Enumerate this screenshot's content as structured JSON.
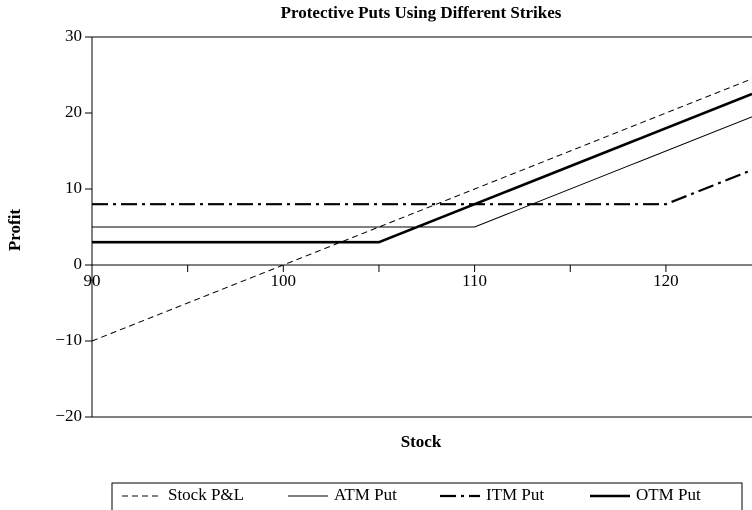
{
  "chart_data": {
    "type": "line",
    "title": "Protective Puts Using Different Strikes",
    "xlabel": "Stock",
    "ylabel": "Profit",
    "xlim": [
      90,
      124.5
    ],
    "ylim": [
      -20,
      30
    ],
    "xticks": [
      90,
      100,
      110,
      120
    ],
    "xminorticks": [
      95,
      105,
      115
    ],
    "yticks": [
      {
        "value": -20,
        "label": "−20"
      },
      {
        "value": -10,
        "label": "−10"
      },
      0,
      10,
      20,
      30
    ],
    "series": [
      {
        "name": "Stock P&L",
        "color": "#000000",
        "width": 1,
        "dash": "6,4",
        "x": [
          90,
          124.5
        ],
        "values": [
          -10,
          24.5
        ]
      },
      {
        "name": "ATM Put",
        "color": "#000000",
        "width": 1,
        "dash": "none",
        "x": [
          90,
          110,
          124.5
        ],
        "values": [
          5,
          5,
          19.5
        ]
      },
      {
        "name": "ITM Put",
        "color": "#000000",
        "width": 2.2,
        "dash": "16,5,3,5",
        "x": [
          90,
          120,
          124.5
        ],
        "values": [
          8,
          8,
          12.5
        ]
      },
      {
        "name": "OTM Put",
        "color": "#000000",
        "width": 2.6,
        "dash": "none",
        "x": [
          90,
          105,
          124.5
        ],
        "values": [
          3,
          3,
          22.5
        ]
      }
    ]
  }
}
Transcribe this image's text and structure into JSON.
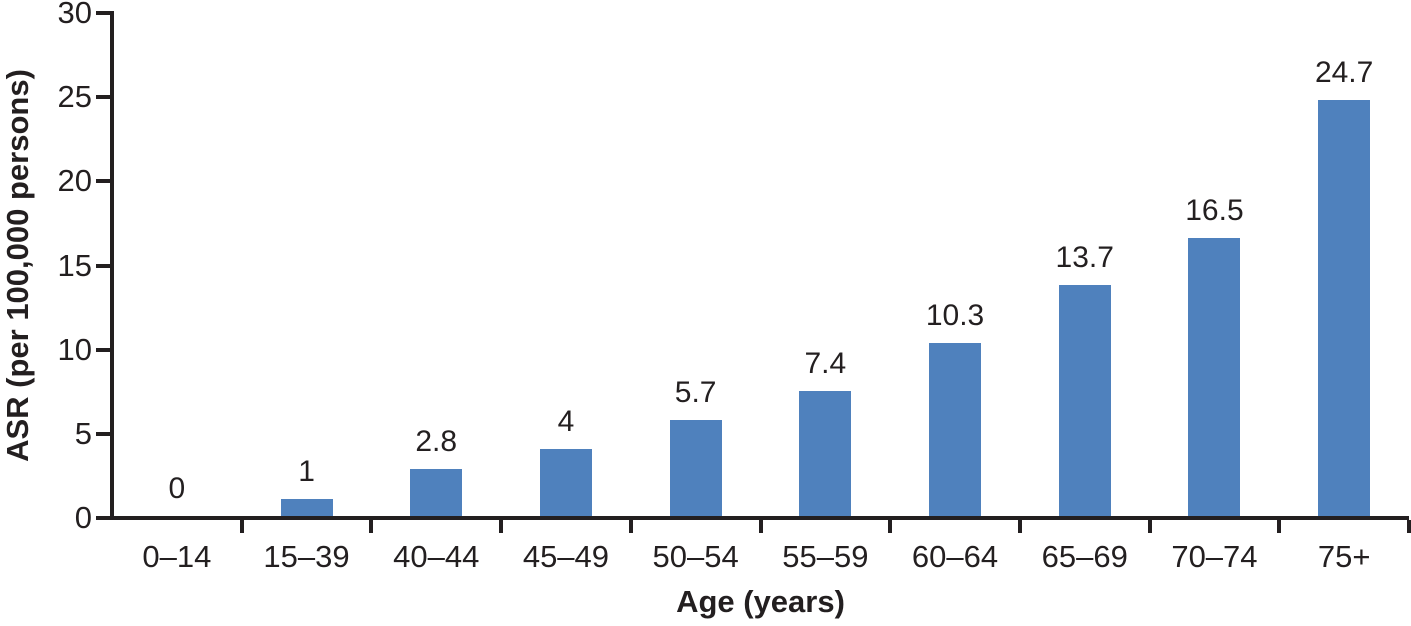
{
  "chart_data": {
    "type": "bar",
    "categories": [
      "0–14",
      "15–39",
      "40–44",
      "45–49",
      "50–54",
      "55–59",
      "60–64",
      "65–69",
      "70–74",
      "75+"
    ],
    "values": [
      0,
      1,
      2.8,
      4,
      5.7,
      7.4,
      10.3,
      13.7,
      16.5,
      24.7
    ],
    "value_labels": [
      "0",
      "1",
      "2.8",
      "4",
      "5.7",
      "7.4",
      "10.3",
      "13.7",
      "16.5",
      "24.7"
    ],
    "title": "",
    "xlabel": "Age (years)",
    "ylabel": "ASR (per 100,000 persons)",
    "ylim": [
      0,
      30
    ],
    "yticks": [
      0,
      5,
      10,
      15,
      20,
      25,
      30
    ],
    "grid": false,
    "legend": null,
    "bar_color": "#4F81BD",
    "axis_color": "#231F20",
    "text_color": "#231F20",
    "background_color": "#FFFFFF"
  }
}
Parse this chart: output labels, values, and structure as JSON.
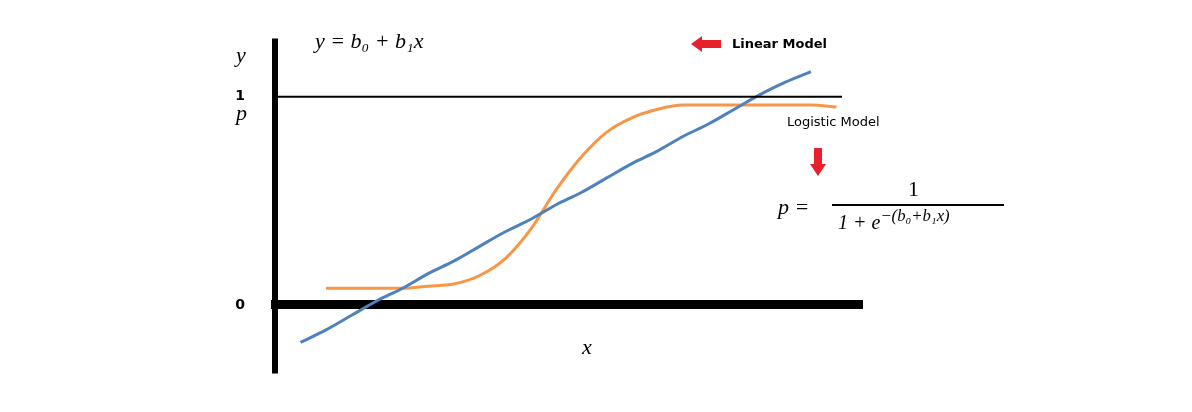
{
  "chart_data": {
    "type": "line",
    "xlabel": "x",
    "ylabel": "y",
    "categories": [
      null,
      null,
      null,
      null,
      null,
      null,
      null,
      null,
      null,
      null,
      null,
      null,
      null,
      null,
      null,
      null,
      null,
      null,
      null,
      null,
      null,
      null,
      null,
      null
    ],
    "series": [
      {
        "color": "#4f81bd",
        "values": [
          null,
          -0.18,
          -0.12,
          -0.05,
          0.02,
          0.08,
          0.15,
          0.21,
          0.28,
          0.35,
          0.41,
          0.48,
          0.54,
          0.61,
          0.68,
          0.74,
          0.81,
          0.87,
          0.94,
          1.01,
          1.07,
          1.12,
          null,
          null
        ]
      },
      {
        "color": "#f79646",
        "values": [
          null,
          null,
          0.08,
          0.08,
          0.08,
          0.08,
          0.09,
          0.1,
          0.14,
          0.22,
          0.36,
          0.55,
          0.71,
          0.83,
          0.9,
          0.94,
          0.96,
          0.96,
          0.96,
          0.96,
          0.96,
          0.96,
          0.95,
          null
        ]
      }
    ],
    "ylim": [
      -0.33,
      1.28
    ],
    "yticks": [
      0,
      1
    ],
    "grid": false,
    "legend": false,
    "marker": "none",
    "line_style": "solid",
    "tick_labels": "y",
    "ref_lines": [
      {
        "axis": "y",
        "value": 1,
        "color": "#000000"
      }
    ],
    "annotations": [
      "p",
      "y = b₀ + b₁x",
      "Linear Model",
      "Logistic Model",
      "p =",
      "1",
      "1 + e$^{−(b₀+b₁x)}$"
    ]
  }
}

**Exercise details:** Your copy should hold every record word for word and none of the pictures.

**Answer for the task:**
Enumerate this screenshot's content as structured JSON.
{
  "chart_data": {
    "type": "line",
    "title": "Protective Puts Using Different Strikes",
    "xlabel": "Stock",
    "ylabel": "Profit",
    "xlim": [
      90,
      124.5
    ],
    "ylim": [
      -20,
      30
    ],
    "xticks": [
      90,
      100,
      110,
      120
    ],
    "xminorticks": [
      95,
      105,
      115
    ],
    "yticks": [
      {
        "value": -20,
        "label": "−20"
      },
      {
        "value": -10,
        "label": "−10"
      },
      0,
      10,
      20,
      30
    ],
    "series": [
      {
        "name": "Stock P&L",
        "color": "#000000",
        "width": 1,
        "dash": "6,4",
        "x": [
          90,
          124.5
        ],
        "values": [
          -10,
          24.5
        ]
      },
      {
        "name": "ATM Put",
        "color": "#000000",
        "width": 1,
        "dash": "none",
        "x": [
          90,
          110,
          124.5
        ],
        "values": [
          5,
          5,
          19.5
        ]
      },
      {
        "name": "ITM Put",
        "color": "#000000",
        "width": 2.2,
        "dash": "16,5,3,5",
        "x": [
          90,
          120,
          124.5
        ],
        "values": [
          8,
          8,
          12.5
        ]
      },
      {
        "name": "OTM Put",
        "color": "#000000",
        "width": 2.6,
        "dash": "none",
        "x": [
          90,
          105,
          124.5
        ],
        "values": [
          3,
          3,
          22.5
        ]
      }
    ]
  }
}
Transcribe this image's text and structure into JSON.
{
  "chart_data": {
    "type": "bar",
    "categories": [
      "0–14",
      "15–39",
      "40–44",
      "45–49",
      "50–54",
      "55–59",
      "60–64",
      "65–69",
      "70–74",
      "75+"
    ],
    "values": [
      0,
      1,
      2.8,
      4,
      5.7,
      7.4,
      10.3,
      13.7,
      16.5,
      24.7
    ],
    "value_labels": [
      "0",
      "1",
      "2.8",
      "4",
      "5.7",
      "7.4",
      "10.3",
      "13.7",
      "16.5",
      "24.7"
    ],
    "title": "",
    "xlabel": "Age (years)",
    "ylabel": "ASR (per 100,000 persons)",
    "ylim": [
      0,
      30
    ],
    "yticks": [
      0,
      5,
      10,
      15,
      20,
      25,
      30
    ],
    "grid": false,
    "legend": null,
    "bar_color": "#4F81BD",
    "axis_color": "#231F20",
    "text_color": "#231F20",
    "background_color": "#FFFFFF"
  }
}
Parse this chart: output labels, values, and structure as JSON.
{
  "chart_data": {
    "type": "line",
    "xlabel": "x",
    "ylabel": "y",
    "categories": [
      null,
      null,
      null,
      null,
      null,
      null,
      null,
      null,
      null,
      null,
      null,
      null,
      null,
      null,
      null,
      null,
      null,
      null,
      null,
      null,
      null,
      null,
      null,
      null
    ],
    "series": [
      {
        "color": "#4f81bd",
        "values": [
          null,
          -0.18,
          -0.12,
          -0.05,
          0.02,
          0.08,
          0.15,
          0.21,
          0.28,
          0.35,
          0.41,
          0.48,
          0.54,
          0.61,
          0.68,
          0.74,
          0.81,
          0.87,
          0.94,
          1.01,
          1.07,
          1.12,
          null,
          null
        ]
      },
      {
        "color": "#f79646",
        "values": [
          null,
          null,
          0.08,
          0.08,
          0.08,
          0.08,
          0.09,
          0.1,
          0.14,
          0.22,
          0.36,
          0.55,
          0.71,
          0.83,
          0.9,
          0.94,
          0.96,
          0.96,
          0.96,
          0.96,
          0.96,
          0.96,
          0.95,
          null
        ]
      }
    ],
    "ylim": [
      -0.33,
      1.28
    ],
    "yticks": [
      0,
      1
    ],
    "grid": false,
    "legend": false,
    "marker": "none",
    "line_style": "solid",
    "tick_labels": "y",
    "ref_lines": [
      {
        "axis": "y",
        "value": 1,
        "color": "#000000"
      }
    ],
    "annotations": [
      "p",
      "y = b₀ + b₁x",
      "Linear Model",
      "Logistic Model",
      "p =",
      "1",
      "1 + e$^{−(b₀+b₁x)}$"
    ]
  }
}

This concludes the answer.